◆ TASK REQUIREMENTS:
1. According to the text on the Oranga Tamariki disability strategy, who approved the strategy?
2. Reproduce the passage of the text on the Oranga Tamariki disability strategy word for word, starting at "The mana of" and ending at "with Disabled people and their champions.".

++++ SELECTED TEXT ++++

Supporting oranga for disabled people

Our Oranga Tamariki disability strategy.

Over the last two years we have worked alongside tāngata whaikaha who have lived experience of care and protection and/or youth justice services and those who support them to develop an Oranga Tamariki disability strategy.

The strategy has been approved by Te Riu, our leadership team, and we are now focusing on implementation.

View the full strategy on a page. [PDF, 121 KB]

Our vision

The mana of disabled people and their champions is upheld by meeting their needs, upholding their rights, and supporting their hopes and dreams.

The four key shifts needed to achieve our vision

Shift one: Oranga Tamariki takes a whole of life approach to disability, understanding disability is only one component of who disabled people are and that disability can be a collective experience for disabled people and their champions. 

Shift two: Systems work for people. Disabled people and their champions experience connected, rights based, consistent and transparent, children and disability systems.

Shift three: We have a disability competent workforce. The Oranga Tamariki workforce have the skills and expertise, including cultural competency, to work with Disabled people and their champions.

Shift four: Disabled people and their champions are listened to, ensuring Oranga Tamariki is safe and proactive.

Our four activity focus areas

Our implementation activities will focus on the following four areas. Completing an activity under any one of these focus areas will help us achieve two or more shifts. 

Transitions: Transitions includes any kind of significant change – coming into care or youth justice, changing placements, starting, or changing schools, returning to whānau, and leaving care or youth justice. All tamariki and rangatahi in care experience these transitions, but these times are especially significant for disabled children and young people.

++++ DATASET CONTENT ++++

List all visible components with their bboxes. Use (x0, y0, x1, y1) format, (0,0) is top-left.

++++

◆ EXPECTED ANSWERS:
1. Te Riu, the Oranga Tamariki leadership team.

2.
The mana of disabled people and their champions is upheld by meeting their needs, upholding their rights, and supporting their hopes and dreams.

The four key shifts needed to achieve our vision

Shift one: Oranga Tamariki takes a whole of life approach to disability, understanding disability is only one component of who disabled people are and that disability can be a collective experience for disabled people and their champions. 

Shift two: Systems work for people. Disabled people and their champions experience connected, rights based, consistent and transparent, children and disability systems.

Shift three: We have a disability competent workforce. The Oranga Tamariki workforce have the skills and expertise, including cultural competency, to work with Disabled people and their champions.